_取り組む課題_:
**a.** 本能寺の歴史の文章によると、1433年の建立の際、寺の名前は何から何に変わったか。
**b.** 本能寺の歴史の文章を、最後の文の続きから書き進めよ。

_対象の文章_:
本能寺の変に代表されるように、本能寺は歴史という荒波の中で、様々な人物や出来事と関わりながら、度重なる建立と復興を果たしてきました。

1度目の建立

1415年
月明聖人の勝手気ままなふるまいで乱れていた妙本寺の綱紀を粛清するため腐心していた日隆聖人は、その思いを果たすことができずに妙本寺を去り、油小路高辻と五条坊門の間に“本応寺”を開きました。
1418年
日隆聖人と法華経への考え方が原因で対立関係にあった月明聖人の命令から、妙本寺の教徒によって本応寺が破壊されます。日隆聖人が京都を留守にした隙に行われたといわれます。

2度目の建立

1429年
小袖屋宗句(京都の裕福な衣服聖人)のサポートを受けて内野(現在の西陣周辺)に本応寺が再建されました。

3度目の建立

1433年
如意王丸(足利家の親戚)を願主として六角大宮に本能寺を建立いたしました。この時、名前が“本応寺”から“本能寺”となりました。

_データ抜粋_:

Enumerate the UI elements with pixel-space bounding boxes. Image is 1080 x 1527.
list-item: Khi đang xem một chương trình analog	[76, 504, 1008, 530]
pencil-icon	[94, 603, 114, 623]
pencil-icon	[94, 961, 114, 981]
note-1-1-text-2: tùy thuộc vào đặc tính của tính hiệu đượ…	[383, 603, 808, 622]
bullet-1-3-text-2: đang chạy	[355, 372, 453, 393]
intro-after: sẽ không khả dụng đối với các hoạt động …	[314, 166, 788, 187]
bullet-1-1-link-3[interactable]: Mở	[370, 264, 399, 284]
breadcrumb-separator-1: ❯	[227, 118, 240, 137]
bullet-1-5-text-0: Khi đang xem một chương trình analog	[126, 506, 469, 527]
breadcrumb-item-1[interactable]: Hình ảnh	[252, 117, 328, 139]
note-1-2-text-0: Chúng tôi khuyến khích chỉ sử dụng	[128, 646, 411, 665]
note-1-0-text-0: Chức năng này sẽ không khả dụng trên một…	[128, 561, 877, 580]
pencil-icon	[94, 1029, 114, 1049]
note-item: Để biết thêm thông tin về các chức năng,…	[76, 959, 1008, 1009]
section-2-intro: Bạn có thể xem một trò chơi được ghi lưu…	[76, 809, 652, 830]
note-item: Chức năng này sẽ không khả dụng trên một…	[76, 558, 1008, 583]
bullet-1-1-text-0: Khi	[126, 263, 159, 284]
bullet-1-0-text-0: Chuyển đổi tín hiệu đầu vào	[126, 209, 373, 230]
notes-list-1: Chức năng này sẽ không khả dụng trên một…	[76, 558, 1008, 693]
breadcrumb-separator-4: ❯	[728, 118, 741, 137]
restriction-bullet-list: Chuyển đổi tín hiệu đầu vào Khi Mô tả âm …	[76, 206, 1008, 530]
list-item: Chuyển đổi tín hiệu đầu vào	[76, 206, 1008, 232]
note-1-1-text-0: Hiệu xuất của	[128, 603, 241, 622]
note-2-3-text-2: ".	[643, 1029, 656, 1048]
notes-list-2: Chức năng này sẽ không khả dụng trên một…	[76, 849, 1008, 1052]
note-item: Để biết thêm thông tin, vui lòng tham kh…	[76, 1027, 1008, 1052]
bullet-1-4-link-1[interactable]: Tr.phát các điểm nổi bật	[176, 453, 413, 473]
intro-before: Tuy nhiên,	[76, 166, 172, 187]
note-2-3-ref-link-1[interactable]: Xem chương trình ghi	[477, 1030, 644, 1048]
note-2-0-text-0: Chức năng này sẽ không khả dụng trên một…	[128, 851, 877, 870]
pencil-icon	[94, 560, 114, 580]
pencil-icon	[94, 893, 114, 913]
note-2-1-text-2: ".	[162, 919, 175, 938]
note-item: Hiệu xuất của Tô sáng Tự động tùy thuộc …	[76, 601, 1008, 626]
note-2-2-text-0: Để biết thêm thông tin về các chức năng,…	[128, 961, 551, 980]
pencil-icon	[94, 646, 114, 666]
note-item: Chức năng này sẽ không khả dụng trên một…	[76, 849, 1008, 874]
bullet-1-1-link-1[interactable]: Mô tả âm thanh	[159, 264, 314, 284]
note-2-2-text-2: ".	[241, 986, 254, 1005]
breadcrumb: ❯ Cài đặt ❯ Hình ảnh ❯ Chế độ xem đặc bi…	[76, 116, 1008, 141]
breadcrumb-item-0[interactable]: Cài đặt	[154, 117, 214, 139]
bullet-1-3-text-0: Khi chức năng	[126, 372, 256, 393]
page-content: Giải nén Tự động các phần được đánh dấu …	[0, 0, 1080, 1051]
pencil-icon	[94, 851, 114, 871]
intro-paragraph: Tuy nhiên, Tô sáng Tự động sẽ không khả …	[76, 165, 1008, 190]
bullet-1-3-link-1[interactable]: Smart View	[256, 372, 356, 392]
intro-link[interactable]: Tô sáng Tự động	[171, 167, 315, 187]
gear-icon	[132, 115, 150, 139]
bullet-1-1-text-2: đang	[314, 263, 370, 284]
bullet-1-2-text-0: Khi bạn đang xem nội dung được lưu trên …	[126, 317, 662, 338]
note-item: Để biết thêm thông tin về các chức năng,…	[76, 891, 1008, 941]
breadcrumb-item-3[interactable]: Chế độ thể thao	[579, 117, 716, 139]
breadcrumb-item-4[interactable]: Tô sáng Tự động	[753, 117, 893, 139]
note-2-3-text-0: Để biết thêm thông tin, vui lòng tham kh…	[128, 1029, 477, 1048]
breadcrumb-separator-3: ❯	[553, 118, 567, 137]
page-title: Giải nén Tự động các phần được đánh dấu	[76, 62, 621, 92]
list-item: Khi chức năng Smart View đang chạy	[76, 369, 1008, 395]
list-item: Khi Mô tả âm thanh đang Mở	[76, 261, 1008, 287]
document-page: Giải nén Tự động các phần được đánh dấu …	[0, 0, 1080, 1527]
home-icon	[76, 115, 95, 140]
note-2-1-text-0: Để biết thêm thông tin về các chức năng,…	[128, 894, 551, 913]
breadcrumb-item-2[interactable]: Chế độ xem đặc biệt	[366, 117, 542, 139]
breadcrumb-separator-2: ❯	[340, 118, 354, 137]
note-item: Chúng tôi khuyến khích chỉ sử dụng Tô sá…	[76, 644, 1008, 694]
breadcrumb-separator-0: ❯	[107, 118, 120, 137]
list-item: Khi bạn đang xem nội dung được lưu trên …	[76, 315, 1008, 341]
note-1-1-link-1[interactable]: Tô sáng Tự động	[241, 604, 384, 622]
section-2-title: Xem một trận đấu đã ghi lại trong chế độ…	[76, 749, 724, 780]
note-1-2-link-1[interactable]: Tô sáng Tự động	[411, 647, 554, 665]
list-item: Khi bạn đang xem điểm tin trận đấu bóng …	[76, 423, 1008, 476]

_解答一覧_:
**a.** “本応寺”から“本能寺”に変わった。

**b.**
1536年
天文法華の乱によって、比叡山延暦寺の僧兵から焼き討ちにされます。
天文法華の乱とは、当時京都で勢いを増していた日蓮宗に対し、延暦寺ほか連合軍が攻撃を仕掛けた宗教戦争です。

4度目の建立

1545年
日承聖人(第12代貫首)が四条西洞院に再び本能寺を建立します。
1582年
本能寺の変(織田信長が家臣明智光秀に襲撃される事件)にて焼き払われ、信長は自害します。

5度目の建立

1592年
日衍聖人(第14代貫首)により再建され、豊臣秀吉の命令によって現在地に移転されます。
1788年
天明大火で焼失します。

6度目の建立

1840年
日恩聖人(第77代貫首)再建されます。
1840年
蛤御門の変にて焼失します。

7度目の建立

1928年
本堂が再建され、そのまま現在にいたります。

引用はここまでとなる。